PROVIDED TEXT –
* * * * *

It's times like that I wonder what fears still haunt that little mind. Did she know while she cried in her crib those 2 years, that the ache in her heart was for the comfort of a mother? Did she see others leave as their Mommies and Daddies came and wish she could leave also? I'll never know.

However I do know that God intended for this little girl to be redeemed from the steps of a Buddhist Temple that she was abandoned on. He planned from the foundations of the earth that she would be brought into our family and loved as one of our own. She may have been abandoned, but she was never forgotten.

Neither are you.

19 comments:

Zaankali said...

Wow! That was hard to read. After visiting orphanages in Haiti and holding children who rarely get held my heart just breaks. We also have many families in our church that have adopted children from other countries and I often wonder what the kids remember.
Hug your baby for me. You are a wonderful mother.
Hugs!

Ronel said...

Wow, that was hard to read as a mom.

sharon brobst said...

This brought tears to my eyes. For very different reasons I know that ache inside that longs for a mother. Your precious little girl is blessed with you as a mother as I am sure you are blessed by her.

* * * * *

DATA –
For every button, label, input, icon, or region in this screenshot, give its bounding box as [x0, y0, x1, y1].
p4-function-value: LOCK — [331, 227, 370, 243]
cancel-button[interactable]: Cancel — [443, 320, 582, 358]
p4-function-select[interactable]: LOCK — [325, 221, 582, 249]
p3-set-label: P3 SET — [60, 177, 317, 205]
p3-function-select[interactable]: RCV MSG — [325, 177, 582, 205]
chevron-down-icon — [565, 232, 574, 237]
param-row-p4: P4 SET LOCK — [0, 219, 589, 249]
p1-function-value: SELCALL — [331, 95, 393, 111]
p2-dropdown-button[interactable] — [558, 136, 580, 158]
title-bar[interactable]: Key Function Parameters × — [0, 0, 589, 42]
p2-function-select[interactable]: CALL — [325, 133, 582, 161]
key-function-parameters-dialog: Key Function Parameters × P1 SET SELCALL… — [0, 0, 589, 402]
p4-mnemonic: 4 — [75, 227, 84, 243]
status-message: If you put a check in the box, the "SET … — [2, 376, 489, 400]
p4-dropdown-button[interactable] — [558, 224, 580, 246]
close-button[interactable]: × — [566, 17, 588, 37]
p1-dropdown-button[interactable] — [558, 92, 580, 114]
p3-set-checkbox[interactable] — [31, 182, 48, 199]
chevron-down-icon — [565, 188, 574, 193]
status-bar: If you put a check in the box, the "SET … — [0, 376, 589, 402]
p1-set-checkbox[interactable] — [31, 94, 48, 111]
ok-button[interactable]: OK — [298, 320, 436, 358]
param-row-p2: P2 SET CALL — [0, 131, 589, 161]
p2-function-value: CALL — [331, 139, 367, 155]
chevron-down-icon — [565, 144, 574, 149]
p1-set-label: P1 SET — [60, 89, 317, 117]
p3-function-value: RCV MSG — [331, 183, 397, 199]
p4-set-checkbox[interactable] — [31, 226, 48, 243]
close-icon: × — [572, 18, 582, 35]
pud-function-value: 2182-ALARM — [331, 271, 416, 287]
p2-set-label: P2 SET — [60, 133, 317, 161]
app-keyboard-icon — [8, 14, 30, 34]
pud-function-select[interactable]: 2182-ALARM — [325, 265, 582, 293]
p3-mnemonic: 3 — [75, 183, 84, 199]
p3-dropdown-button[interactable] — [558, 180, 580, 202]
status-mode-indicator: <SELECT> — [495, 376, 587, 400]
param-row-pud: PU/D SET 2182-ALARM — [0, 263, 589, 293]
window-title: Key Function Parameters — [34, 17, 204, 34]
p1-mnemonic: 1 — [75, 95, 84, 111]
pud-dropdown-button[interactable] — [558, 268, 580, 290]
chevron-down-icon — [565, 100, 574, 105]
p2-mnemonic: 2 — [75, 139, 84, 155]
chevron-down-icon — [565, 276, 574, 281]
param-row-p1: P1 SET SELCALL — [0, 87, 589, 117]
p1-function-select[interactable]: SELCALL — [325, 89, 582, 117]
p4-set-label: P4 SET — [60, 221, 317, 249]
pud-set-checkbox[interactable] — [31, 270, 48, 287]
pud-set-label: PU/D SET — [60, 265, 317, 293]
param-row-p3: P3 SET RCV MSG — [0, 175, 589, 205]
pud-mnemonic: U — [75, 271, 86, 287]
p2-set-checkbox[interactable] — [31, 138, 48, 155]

* * * * *

PARTS OF THE EXERCISE –
[a] Answer these questions using the blog post about the adopted girl and the comments under it:
(i) For how long did the girl cry in her crib?
(ii) Where was she abandoned?
(iii) In what country did the commenter Zaankali visit orphanages?
[b] In the blog post about the adopted girl, rewrite the paragraph that begins "However I do know that God intended" in fewer words, keeping its main facts.
[c] Write the next part of the blog post about the adopted girl and its comments, picking up right after the last sentence of the page.

RESPONSES BY ITEM NUMBER –
[a]
(i) For 2 years.
(ii) On the steps of a Buddhist Temple.
(iii) Haiti.

[b] God meant for this girl to be rescued from the Buddhist Temple steps where she was abandoned. He planned from the foundations of the earth that she would join the family and be loved as their own. She was abandoned, but never forgotten.

[c]
It's been a difficult day and I needed this reminder.

Joan said...

Even for us big girls.... My mom's passing has left a whole in my heart. I can only imagine the effect of that on a small child.

Your daughter is blessed to have you as her mother and that God had a plan to fill the whole in her heart with you.

Blessings

Denise said...

I was teary eyed reading that. I don't like the thought of Lauren not having you.....I hadn't thought of that much before.

I am thankful you wrote it though.

Give Lauren extra hugs from us! And Eli thinks her dress is very pretty.....

Toni said...

No words. Just the heart of an adoptive mother who connects with what you're saying.
Blessings,
~Toni~

km said...

Years ago...when I was in college an one a trip to China...I spent a day feeding babies in an orphanage. A Chinese friend of mine volunteered there...and she brought us with to help for a day. Something American tourist aparently 'NEVER' do. We sure got a lot of stares for wanting just to help...just to share love. That day FOREVER changed my life. Bless You for redeeming that little one!

Fitter After 50 said...

She is such a cutie. (((hugs))) to you too though. What an experience (I'm not quite awake and can't seem to think of the right word here.) for you both to go through.

Praise and Coffee said...

Thank you all, and KM, thank you so much for hugging the babies...

A Stone Gatherer said...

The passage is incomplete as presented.